### DATA SHOWN
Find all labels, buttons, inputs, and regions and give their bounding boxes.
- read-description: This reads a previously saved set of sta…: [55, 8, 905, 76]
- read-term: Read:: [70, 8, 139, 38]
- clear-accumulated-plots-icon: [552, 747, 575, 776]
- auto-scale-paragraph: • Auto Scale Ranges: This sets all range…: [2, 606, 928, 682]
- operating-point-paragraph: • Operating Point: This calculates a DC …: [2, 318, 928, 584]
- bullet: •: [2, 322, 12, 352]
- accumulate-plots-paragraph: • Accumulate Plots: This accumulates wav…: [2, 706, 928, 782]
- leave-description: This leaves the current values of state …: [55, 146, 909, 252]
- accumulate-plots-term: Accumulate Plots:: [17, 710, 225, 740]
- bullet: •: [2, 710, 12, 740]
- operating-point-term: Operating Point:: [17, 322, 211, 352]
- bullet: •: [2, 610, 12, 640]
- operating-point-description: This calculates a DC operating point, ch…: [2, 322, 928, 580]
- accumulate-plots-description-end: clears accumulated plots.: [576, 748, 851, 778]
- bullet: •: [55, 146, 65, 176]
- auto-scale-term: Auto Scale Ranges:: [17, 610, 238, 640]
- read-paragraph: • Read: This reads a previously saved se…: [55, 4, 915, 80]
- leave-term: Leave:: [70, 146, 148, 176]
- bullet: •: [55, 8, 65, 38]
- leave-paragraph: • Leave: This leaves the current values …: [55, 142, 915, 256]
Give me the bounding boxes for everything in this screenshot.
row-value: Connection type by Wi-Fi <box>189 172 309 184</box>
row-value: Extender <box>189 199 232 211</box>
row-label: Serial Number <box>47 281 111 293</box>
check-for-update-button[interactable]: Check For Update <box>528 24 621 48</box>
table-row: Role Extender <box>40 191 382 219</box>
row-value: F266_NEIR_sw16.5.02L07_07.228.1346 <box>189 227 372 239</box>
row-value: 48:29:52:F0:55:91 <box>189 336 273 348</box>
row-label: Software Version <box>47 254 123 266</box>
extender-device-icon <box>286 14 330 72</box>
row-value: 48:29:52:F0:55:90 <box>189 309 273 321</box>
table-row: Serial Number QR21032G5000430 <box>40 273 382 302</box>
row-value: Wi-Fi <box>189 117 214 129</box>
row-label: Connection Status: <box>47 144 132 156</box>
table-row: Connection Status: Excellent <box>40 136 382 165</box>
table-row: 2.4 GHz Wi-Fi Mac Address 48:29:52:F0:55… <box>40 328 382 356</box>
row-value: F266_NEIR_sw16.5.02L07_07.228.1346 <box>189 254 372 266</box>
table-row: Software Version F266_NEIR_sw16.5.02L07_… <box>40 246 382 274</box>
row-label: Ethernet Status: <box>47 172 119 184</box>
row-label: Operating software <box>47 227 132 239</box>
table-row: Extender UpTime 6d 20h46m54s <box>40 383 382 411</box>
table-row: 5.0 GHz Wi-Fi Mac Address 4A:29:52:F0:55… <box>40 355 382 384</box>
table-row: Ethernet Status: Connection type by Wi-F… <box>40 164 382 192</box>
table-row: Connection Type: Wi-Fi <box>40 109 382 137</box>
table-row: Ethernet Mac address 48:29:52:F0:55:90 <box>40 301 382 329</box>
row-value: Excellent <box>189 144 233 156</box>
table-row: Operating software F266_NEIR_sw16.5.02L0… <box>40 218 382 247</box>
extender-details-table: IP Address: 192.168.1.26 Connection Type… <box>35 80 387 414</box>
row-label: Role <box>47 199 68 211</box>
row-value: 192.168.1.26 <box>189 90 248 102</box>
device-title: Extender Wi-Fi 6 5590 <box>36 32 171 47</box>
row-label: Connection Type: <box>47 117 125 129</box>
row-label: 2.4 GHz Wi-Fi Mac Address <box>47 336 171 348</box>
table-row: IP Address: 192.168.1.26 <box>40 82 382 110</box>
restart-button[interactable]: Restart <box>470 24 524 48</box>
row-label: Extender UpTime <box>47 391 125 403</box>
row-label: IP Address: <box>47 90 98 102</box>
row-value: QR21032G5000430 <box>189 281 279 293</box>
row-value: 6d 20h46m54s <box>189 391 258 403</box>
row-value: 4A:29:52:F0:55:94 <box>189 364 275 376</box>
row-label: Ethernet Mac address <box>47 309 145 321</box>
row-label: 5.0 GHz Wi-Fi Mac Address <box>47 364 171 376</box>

### TASK TO CARRY OUT
Can you reproduce every item above with "row-label" renamed to "field-name" wherever it appears and everything else left unchanged?

### RESPONSE TO THE TASK
Find all labels, buttons, inputs, and regions and give their bounding boxes.
- read-description: This reads a previously saved set of sta…: [55, 8, 905, 76]
- read-term: Read:: [70, 8, 139, 38]
- clear-accumulated-plots-icon: [552, 747, 575, 776]
- auto-scale-paragraph: • Auto Scale Ranges: This sets all range…: [2, 606, 928, 682]
- operating-point-paragraph: • Operating Point: This calculates a DC …: [2, 318, 928, 584]
- bullet: •: [2, 322, 12, 352]
- accumulate-plots-paragraph: • Accumulate Plots: This accumulates wav…: [2, 706, 928, 782]
- leave-description: This leaves the current values of state …: [55, 146, 909, 252]
- accumulate-plots-term: Accumulate Plots:: [17, 710, 225, 740]
- bullet: •: [2, 710, 12, 740]
- operating-point-term: Operating Point:: [17, 322, 211, 352]
- bullet: •: [2, 610, 12, 640]
- operating-point-description: This calculates a DC operating point, ch…: [2, 322, 928, 580]
- accumulate-plots-description-end: clears accumulated plots.: [576, 748, 851, 778]
- bullet: •: [55, 146, 65, 176]
- auto-scale-term: Auto Scale Ranges:: [17, 610, 238, 640]
- read-paragraph: • Read: This reads a previously saved se…: [55, 4, 915, 80]
- leave-term: Leave:: [70, 146, 148, 176]
- bullet: •: [55, 8, 65, 38]
- leave-paragraph: • Leave: This leaves the current values …: [55, 142, 915, 256]
Give me the bounding boxes for everything in this screenshot.
row-value: Connection type by Wi-Fi <box>189 172 309 184</box>
row-value: Extender <box>189 199 232 211</box>
field-name: Serial Number <box>47 281 111 293</box>
check-for-update-button[interactable]: Check For Update <box>528 24 621 48</box>
table-row: Role Extender <box>40 191 382 219</box>
row-value: F266_NEIR_sw16.5.02L07_07.228.1346 <box>189 227 372 239</box>
row-value: 48:29:52:F0:55:91 <box>189 336 273 348</box>
field-name: Software Version <box>47 254 123 266</box>
extender-device-icon <box>286 14 330 72</box>
row-value: 48:29:52:F0:55:90 <box>189 309 273 321</box>
table-row: Serial Number QR21032G5000430 <box>40 273 382 302</box>
row-value: Wi-Fi <box>189 117 214 129</box>
field-name: Connection Status: <box>47 144 132 156</box>
table-row: Connection Status: Excellent <box>40 136 382 165</box>
table-row: 2.4 GHz Wi-Fi Mac Address 48:29:52:F0:55… <box>40 328 382 356</box>
row-value: F266_NEIR_sw16.5.02L07_07.228.1346 <box>189 254 372 266</box>
table-row: Software Version F266_NEIR_sw16.5.02L07_… <box>40 246 382 274</box>
field-name: Ethernet Status: <box>47 172 119 184</box>
field-name: Operating software <box>47 227 132 239</box>
table-row: Extender UpTime 6d 20h46m54s <box>40 383 382 411</box>
table-row: 5.0 GHz Wi-Fi Mac Address 4A:29:52:F0:55… <box>40 355 382 384</box>
table-row: Ethernet Status: Connection type by Wi-F… <box>40 164 382 192</box>
table-row: Connection Type: Wi-Fi <box>40 109 382 137</box>
table-row: Ethernet Mac address 48:29:52:F0:55:90 <box>40 301 382 329</box>
row-value: Excellent <box>189 144 233 156</box>
table-row: Operating software F266_NEIR_sw16.5.02L0… <box>40 218 382 247</box>
extender-details-table: IP Address: 192.168.1.26 Connection Type… <box>35 80 387 414</box>
field-name: Role <box>47 199 68 211</box>
row-value: 192.168.1.26 <box>189 90 248 102</box>
device-title: Extender Wi-Fi 6 5590 <box>36 32 171 47</box>
field-name: Connection Type: <box>47 117 125 129</box>
field-name: 2.4 GHz Wi-Fi Mac Address <box>47 336 171 348</box>
table-row: IP Address: 192.168.1.26 <box>40 82 382 110</box>
restart-button[interactable]: Restart <box>470 24 524 48</box>
field-name: Extender UpTime <box>47 391 125 403</box>
field-name: IP Address: <box>47 90 98 102</box>
row-value: QR21032G5000430 <box>189 281 279 293</box>
row-value: 6d 20h46m54s <box>189 391 258 403</box>
row-value: 4A:29:52:F0:55:94 <box>189 364 275 376</box>
field-name: Ethernet Mac address <box>47 309 145 321</box>
field-name: 5.0 GHz Wi-Fi Mac Address <box>47 364 171 376</box>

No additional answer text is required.